The exercise
Output all entries verbatim. Skip pictures.

Data shown
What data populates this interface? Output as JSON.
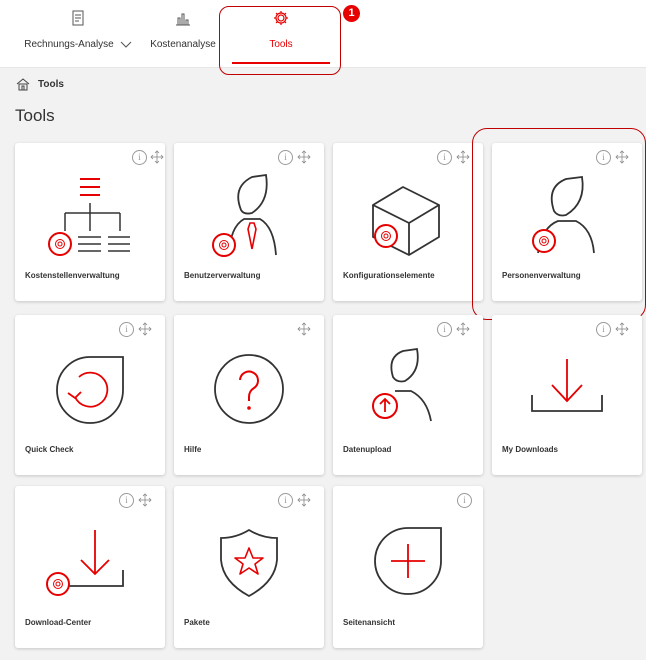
{
  "nav": {
    "tabs": [
      {
        "label": "Rechnungs-Analyse",
        "icon": "document-icon",
        "dropdown": true
      },
      {
        "label": "Kostenanalyse",
        "icon": "bar-chart-icon"
      },
      {
        "label": "Tools",
        "icon": "gear-icon",
        "active": true
      }
    ],
    "badge": "1"
  },
  "breadcrumb": {
    "home_label": "Tools"
  },
  "page": {
    "title": "Tools"
  },
  "tiles": [
    {
      "label": "Kostenstellenverwaltung"
    },
    {
      "label": "Benutzerverwaltung"
    },
    {
      "label": "Konfigurationselemente"
    },
    {
      "label": "Personenverwaltung"
    },
    {
      "label": "Quick Check"
    },
    {
      "label": "Hilfe"
    },
    {
      "label": "Datenupload"
    },
    {
      "label": "My Downloads"
    },
    {
      "label": "Download-Center"
    },
    {
      "label": "Pakete"
    },
    {
      "label": "Seitenansicht"
    }
  ],
  "info_glyph": "i",
  "colors": {
    "accent": "#e60000",
    "icon_dark": "#333333",
    "background": "#f2f2f2",
    "highlight": "#c00000"
  }
}
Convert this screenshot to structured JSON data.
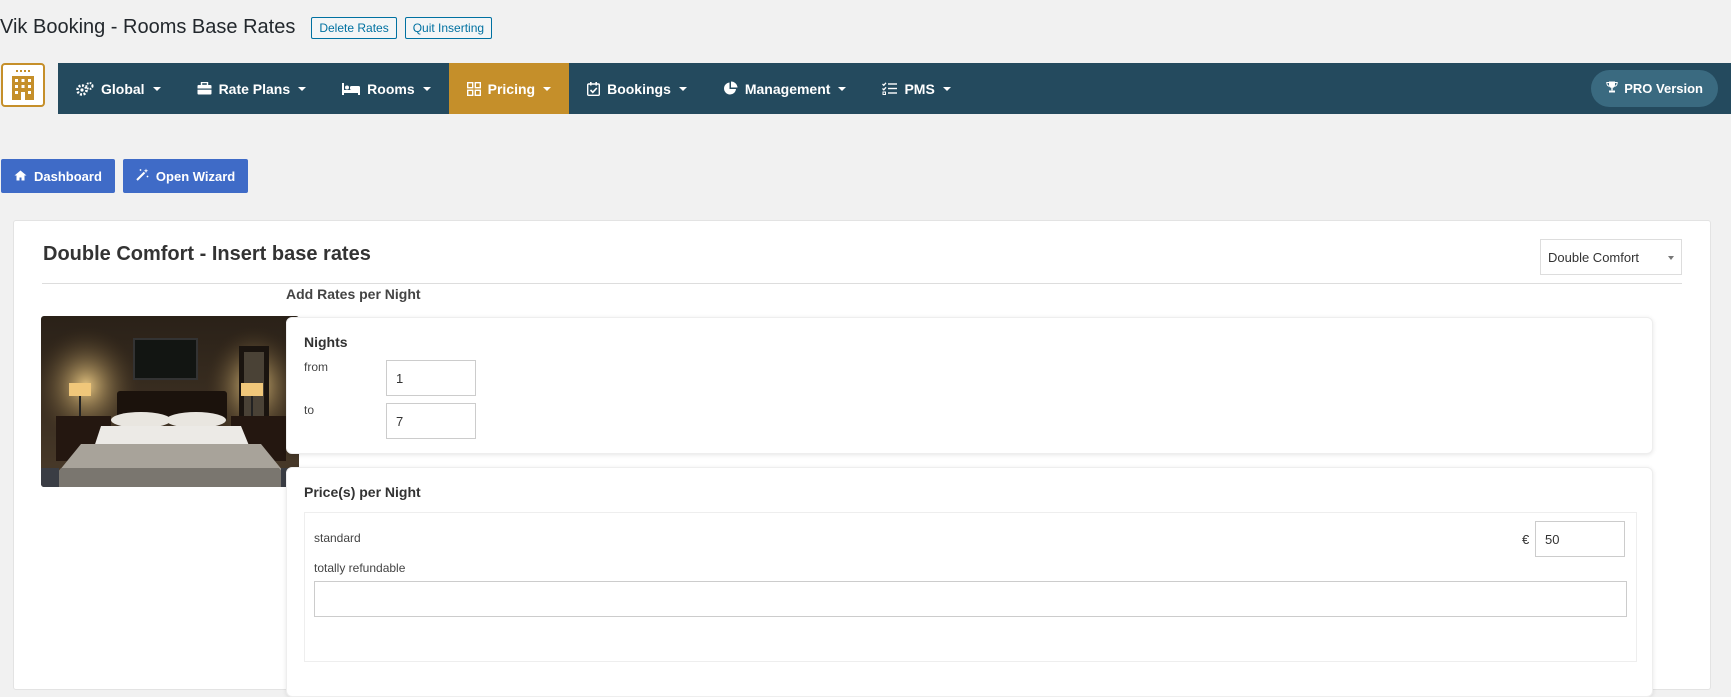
{
  "header": {
    "title": "Vik Booking - Rooms Base Rates",
    "delete_rates": "Delete Rates",
    "quit_inserting": "Quit Inserting"
  },
  "nav": {
    "items": [
      {
        "label": "Global",
        "icon": "gears-icon"
      },
      {
        "label": "Rate Plans",
        "icon": "briefcase-icon"
      },
      {
        "label": "Rooms",
        "icon": "bed-icon"
      },
      {
        "label": "Pricing",
        "icon": "pricing-grid-icon",
        "active": true
      },
      {
        "label": "Bookings",
        "icon": "calendar-check-icon"
      },
      {
        "label": "Management",
        "icon": "pie-chart-icon"
      },
      {
        "label": "PMS",
        "icon": "tasks-list-icon"
      }
    ],
    "pro_label": "PRO Version"
  },
  "actions": {
    "dashboard": "Dashboard",
    "open_wizard": "Open Wizard"
  },
  "card": {
    "title": "Double Comfort - Insert base rates",
    "room_select_value": "Double Comfort",
    "add_rates_label": "Add Rates per Night",
    "nights": {
      "title": "Nights",
      "from_label": "from",
      "from_value": "1",
      "to_label": "to",
      "to_value": "7"
    },
    "prices": {
      "title": "Price(s) per Night",
      "rate_name": "standard",
      "rate_note": "totally refundable",
      "currency": "€",
      "value": "50"
    }
  },
  "colors": {
    "navbar": "#244a5e",
    "active_nav": "#c58f2a",
    "action_button": "#3f6bc7",
    "page_background": "#f1f1f1"
  }
}
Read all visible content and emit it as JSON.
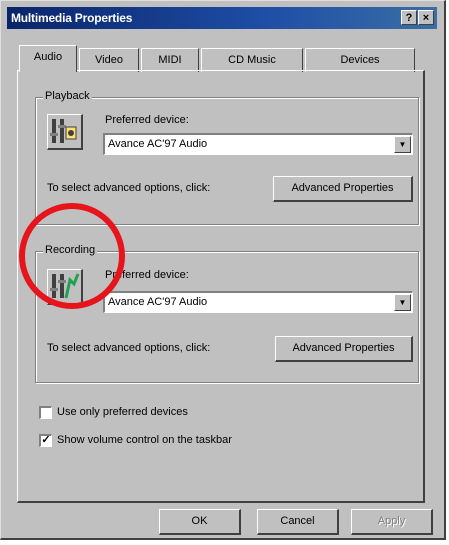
{
  "window": {
    "title": "Multimedia Properties",
    "help_glyph": "?",
    "close_glyph": "×"
  },
  "tabs": [
    {
      "label": "Audio",
      "active": true
    },
    {
      "label": "Video",
      "active": false
    },
    {
      "label": "MIDI",
      "active": false
    },
    {
      "label": "CD Music",
      "active": false
    },
    {
      "label": "Devices",
      "active": false
    }
  ],
  "playback": {
    "group_label": "Playback",
    "icon": "speaker-icon",
    "preferred_device_label": "Preferred device:",
    "device_value": "Avance AC'97 Audio",
    "hint": "To select advanced options, click:",
    "advanced_button": "Advanced Properties"
  },
  "recording": {
    "group_label": "Recording",
    "icon": "microphone-icon",
    "preferred_device_label": "Preferred device:",
    "device_value": "Avance AC'97 Audio",
    "hint": "To select advanced options, click:",
    "advanced_button": "Advanced Properties"
  },
  "options": {
    "use_only_preferred": {
      "label": "Use only preferred devices",
      "checked": false
    },
    "show_volume_control": {
      "label": "Show volume control on the taskbar",
      "checked": true
    }
  },
  "footer": {
    "ok": "OK",
    "cancel": "Cancel",
    "apply": "Apply"
  },
  "colors": {
    "annotation": "#e8141c",
    "titlebar": "#0a246a",
    "face": "#c0c0c0"
  }
}
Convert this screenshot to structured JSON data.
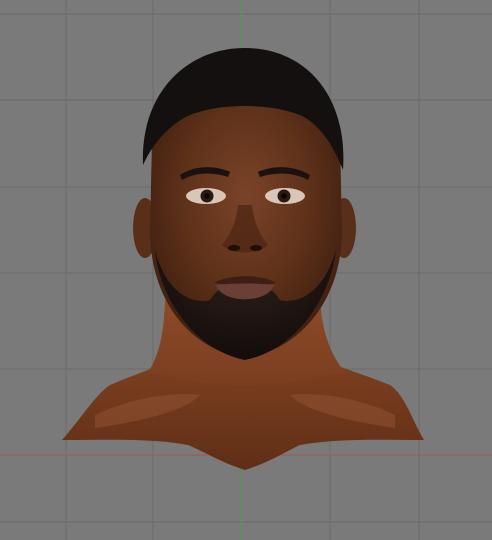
{
  "viewport": {
    "type": "3d-model-viewport",
    "background_color": "#7a7a7a",
    "grid_color": "#6a6a6a",
    "x_axis_color": "#a05050",
    "y_axis_color": "#4f9a4f",
    "subject": "head-and-neck-mesh"
  },
  "model": {
    "skin_color": "#6b3a22",
    "neck_color": "#8a4a2a",
    "hair_color": "#141010",
    "beard_color": "#1c1614"
  }
}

Expected answer
What data populates this interface? Output as JSON.
{
  "nav": {
    "tabs": [
      {
        "label": "Rechnungs-Analyse",
        "icon": "document-icon",
        "dropdown": true
      },
      {
        "label": "Kostenanalyse",
        "icon": "bar-chart-icon"
      },
      {
        "label": "Tools",
        "icon": "gear-icon",
        "active": true
      }
    ],
    "badge": "1"
  },
  "breadcrumb": {
    "home_label": "Tools"
  },
  "page": {
    "title": "Tools"
  },
  "tiles": [
    {
      "label": "Kostenstellenverwaltung"
    },
    {
      "label": "Benutzerverwaltung"
    },
    {
      "label": "Konfigurationselemente"
    },
    {
      "label": "Personenverwaltung"
    },
    {
      "label": "Quick Check"
    },
    {
      "label": "Hilfe"
    },
    {
      "label": "Datenupload"
    },
    {
      "label": "My Downloads"
    },
    {
      "label": "Download-Center"
    },
    {
      "label": "Pakete"
    },
    {
      "label": "Seitenansicht"
    }
  ],
  "info_glyph": "i",
  "colors": {
    "accent": "#e60000",
    "icon_dark": "#333333",
    "background": "#f2f2f2",
    "highlight": "#c00000"
  }
}
Convert this screenshot to structured JSON data.
{
  "header": {
    "title": "Vik Booking - Rooms Base Rates",
    "delete_rates": "Delete Rates",
    "quit_inserting": "Quit Inserting"
  },
  "nav": {
    "items": [
      {
        "label": "Global",
        "icon": "gears-icon"
      },
      {
        "label": "Rate Plans",
        "icon": "briefcase-icon"
      },
      {
        "label": "Rooms",
        "icon": "bed-icon"
      },
      {
        "label": "Pricing",
        "icon": "pricing-grid-icon",
        "active": true
      },
      {
        "label": "Bookings",
        "icon": "calendar-check-icon"
      },
      {
        "label": "Management",
        "icon": "pie-chart-icon"
      },
      {
        "label": "PMS",
        "icon": "tasks-list-icon"
      }
    ],
    "pro_label": "PRO Version"
  },
  "actions": {
    "dashboard": "Dashboard",
    "open_wizard": "Open Wizard"
  },
  "card": {
    "title": "Double Comfort - Insert base rates",
    "room_select_value": "Double Comfort",
    "add_rates_label": "Add Rates per Night",
    "nights": {
      "title": "Nights",
      "from_label": "from",
      "from_value": "1",
      "to_label": "to",
      "to_value": "7"
    },
    "prices": {
      "title": "Price(s) per Night",
      "rate_name": "standard",
      "rate_note": "totally refundable",
      "currency": "€",
      "value": "50"
    }
  },
  "colors": {
    "navbar": "#244a5e",
    "active_nav": "#c58f2a",
    "action_button": "#3f6bc7",
    "page_background": "#f1f1f1"
  }
}
Read all visible content and emit it as JSON.
{
  "window": {
    "title": "Multimedia Properties",
    "help_glyph": "?",
    "close_glyph": "×"
  },
  "tabs": [
    {
      "label": "Audio",
      "active": true
    },
    {
      "label": "Video",
      "active": false
    },
    {
      "label": "MIDI",
      "active": false
    },
    {
      "label": "CD Music",
      "active": false
    },
    {
      "label": "Devices",
      "active": false
    }
  ],
  "playback": {
    "group_label": "Playback",
    "icon": "speaker-icon",
    "preferred_device_label": "Preferred device:",
    "device_value": "Avance AC'97 Audio",
    "hint": "To select advanced options, click:",
    "advanced_button": "Advanced Properties"
  },
  "recording": {
    "group_label": "Recording",
    "icon": "microphone-icon",
    "preferred_device_label": "Preferred device:",
    "device_value": "Avance AC'97 Audio",
    "hint": "To select advanced options, click:",
    "advanced_button": "Advanced Properties"
  },
  "options": {
    "use_only_preferred": {
      "label": "Use only preferred devices",
      "checked": false
    },
    "show_volume_control": {
      "label": "Show volume control on the taskbar",
      "checked": true
    }
  },
  "footer": {
    "ok": "OK",
    "cancel": "Cancel",
    "apply": "Apply"
  },
  "colors": {
    "annotation": "#e8141c",
    "titlebar": "#0a246a",
    "face": "#c0c0c0"
  }
}
Convert this screenshot to structured JSON data.
{
  "viewport": {
    "type": "3d-model-viewport",
    "background_color": "#7a7a7a",
    "grid_color": "#6a6a6a",
    "x_axis_color": "#a05050",
    "y_axis_color": "#4f9a4f",
    "subject": "head-and-neck-mesh"
  },
  "model": {
    "skin_color": "#6b3a22",
    "neck_color": "#8a4a2a",
    "hair_color": "#141010",
    "beard_color": "#1c1614"
  }
}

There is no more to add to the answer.